◆ WHAT IS BEING ASKED ◆
Write out the entries below once more, exactly, with the pictures left out.

◆ RECORDS FOR THE TASK ◆
- - -

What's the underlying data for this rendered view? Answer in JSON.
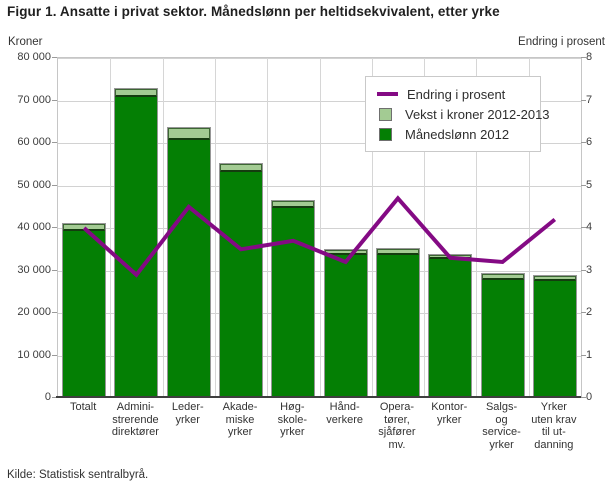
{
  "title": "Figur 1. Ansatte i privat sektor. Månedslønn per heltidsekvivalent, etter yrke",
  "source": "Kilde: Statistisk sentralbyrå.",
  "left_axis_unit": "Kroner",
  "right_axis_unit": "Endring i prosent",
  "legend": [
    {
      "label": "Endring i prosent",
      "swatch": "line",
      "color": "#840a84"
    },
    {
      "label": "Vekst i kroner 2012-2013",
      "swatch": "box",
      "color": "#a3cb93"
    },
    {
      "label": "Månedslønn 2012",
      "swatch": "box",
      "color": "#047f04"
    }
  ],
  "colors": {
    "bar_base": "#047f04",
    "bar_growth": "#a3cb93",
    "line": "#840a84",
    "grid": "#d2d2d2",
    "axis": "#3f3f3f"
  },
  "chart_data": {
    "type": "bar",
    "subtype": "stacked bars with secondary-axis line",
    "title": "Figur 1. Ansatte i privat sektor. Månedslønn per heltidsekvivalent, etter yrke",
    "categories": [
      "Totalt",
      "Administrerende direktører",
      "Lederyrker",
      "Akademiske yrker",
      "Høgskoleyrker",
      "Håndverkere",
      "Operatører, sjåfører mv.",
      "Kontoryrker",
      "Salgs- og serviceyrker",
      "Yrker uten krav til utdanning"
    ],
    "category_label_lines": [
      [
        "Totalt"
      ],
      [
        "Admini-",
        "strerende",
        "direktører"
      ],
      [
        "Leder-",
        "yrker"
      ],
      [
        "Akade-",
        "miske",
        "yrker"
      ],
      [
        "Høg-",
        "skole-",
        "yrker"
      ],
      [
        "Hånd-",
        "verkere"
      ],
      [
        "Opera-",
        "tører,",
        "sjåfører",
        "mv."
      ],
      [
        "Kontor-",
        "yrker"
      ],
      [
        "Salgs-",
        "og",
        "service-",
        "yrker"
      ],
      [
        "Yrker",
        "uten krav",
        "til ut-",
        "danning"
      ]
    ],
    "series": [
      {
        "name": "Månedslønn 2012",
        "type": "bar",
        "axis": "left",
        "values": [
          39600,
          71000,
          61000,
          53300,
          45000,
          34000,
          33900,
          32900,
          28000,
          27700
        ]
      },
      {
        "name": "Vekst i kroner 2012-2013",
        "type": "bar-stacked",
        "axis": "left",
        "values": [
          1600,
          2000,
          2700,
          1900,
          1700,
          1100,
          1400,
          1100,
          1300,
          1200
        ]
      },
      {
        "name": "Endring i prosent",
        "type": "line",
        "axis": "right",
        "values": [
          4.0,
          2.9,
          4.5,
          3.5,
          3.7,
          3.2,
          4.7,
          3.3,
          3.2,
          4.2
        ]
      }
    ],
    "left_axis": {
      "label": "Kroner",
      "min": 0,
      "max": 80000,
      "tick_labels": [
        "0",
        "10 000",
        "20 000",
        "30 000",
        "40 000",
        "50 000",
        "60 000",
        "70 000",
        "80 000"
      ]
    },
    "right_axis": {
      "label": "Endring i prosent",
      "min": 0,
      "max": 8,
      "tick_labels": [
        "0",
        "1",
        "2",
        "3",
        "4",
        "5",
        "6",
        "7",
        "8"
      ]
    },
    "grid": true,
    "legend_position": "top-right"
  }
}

- - -

◆ SOLUTION FOR THIS PROBLEM ◆
What's the underlying data for this rendered view? Answer in JSON.
{
  "title": "Figur 1. Ansatte i privat sektor. Månedslønn per heltidsekvivalent, etter yrke",
  "source": "Kilde: Statistisk sentralbyrå.",
  "left_axis_unit": "Kroner",
  "right_axis_unit": "Endring i prosent",
  "legend": [
    {
      "label": "Endring i prosent",
      "swatch": "line",
      "color": "#840a84"
    },
    {
      "label": "Vekst i kroner 2012-2013",
      "swatch": "box",
      "color": "#a3cb93"
    },
    {
      "label": "Månedslønn 2012",
      "swatch": "box",
      "color": "#047f04"
    }
  ],
  "colors": {
    "bar_base": "#047f04",
    "bar_growth": "#a3cb93",
    "line": "#840a84",
    "grid": "#d2d2d2",
    "axis": "#3f3f3f"
  },
  "chart_data": {
    "type": "bar",
    "subtype": "stacked bars with secondary-axis line",
    "title": "Figur 1. Ansatte i privat sektor. Månedslønn per heltidsekvivalent, etter yrke",
    "categories": [
      "Totalt",
      "Administrerende direktører",
      "Lederyrker",
      "Akademiske yrker",
      "Høgskoleyrker",
      "Håndverkere",
      "Operatører, sjåfører mv.",
      "Kontoryrker",
      "Salgs- og serviceyrker",
      "Yrker uten krav til utdanning"
    ],
    "category_label_lines": [
      [
        "Totalt"
      ],
      [
        "Admini-",
        "strerende",
        "direktører"
      ],
      [
        "Leder-",
        "yrker"
      ],
      [
        "Akade-",
        "miske",
        "yrker"
      ],
      [
        "Høg-",
        "skole-",
        "yrker"
      ],
      [
        "Hånd-",
        "verkere"
      ],
      [
        "Opera-",
        "tører,",
        "sjåfører",
        "mv."
      ],
      [
        "Kontor-",
        "yrker"
      ],
      [
        "Salgs-",
        "og",
        "service-",
        "yrker"
      ],
      [
        "Yrker",
        "uten krav",
        "til ut-",
        "danning"
      ]
    ],
    "series": [
      {
        "name": "Månedslønn 2012",
        "type": "bar",
        "axis": "left",
        "values": [
          39600,
          71000,
          61000,
          53300,
          45000,
          34000,
          33900,
          32900,
          28000,
          27700
        ]
      },
      {
        "name": "Vekst i kroner 2012-2013",
        "type": "bar-stacked",
        "axis": "left",
        "values": [
          1600,
          2000,
          2700,
          1900,
          1700,
          1100,
          1400,
          1100,
          1300,
          1200
        ]
      },
      {
        "name": "Endring i prosent",
        "type": "line",
        "axis": "right",
        "values": [
          4.0,
          2.9,
          4.5,
          3.5,
          3.7,
          3.2,
          4.7,
          3.3,
          3.2,
          4.2
        ]
      }
    ],
    "left_axis": {
      "label": "Kroner",
      "min": 0,
      "max": 80000,
      "tick_labels": [
        "0",
        "10 000",
        "20 000",
        "30 000",
        "40 000",
        "50 000",
        "60 000",
        "70 000",
        "80 000"
      ]
    },
    "right_axis": {
      "label": "Endring i prosent",
      "min": 0,
      "max": 8,
      "tick_labels": [
        "0",
        "1",
        "2",
        "3",
        "4",
        "5",
        "6",
        "7",
        "8"
      ]
    },
    "grid": true,
    "legend_position": "top-right"
  }
}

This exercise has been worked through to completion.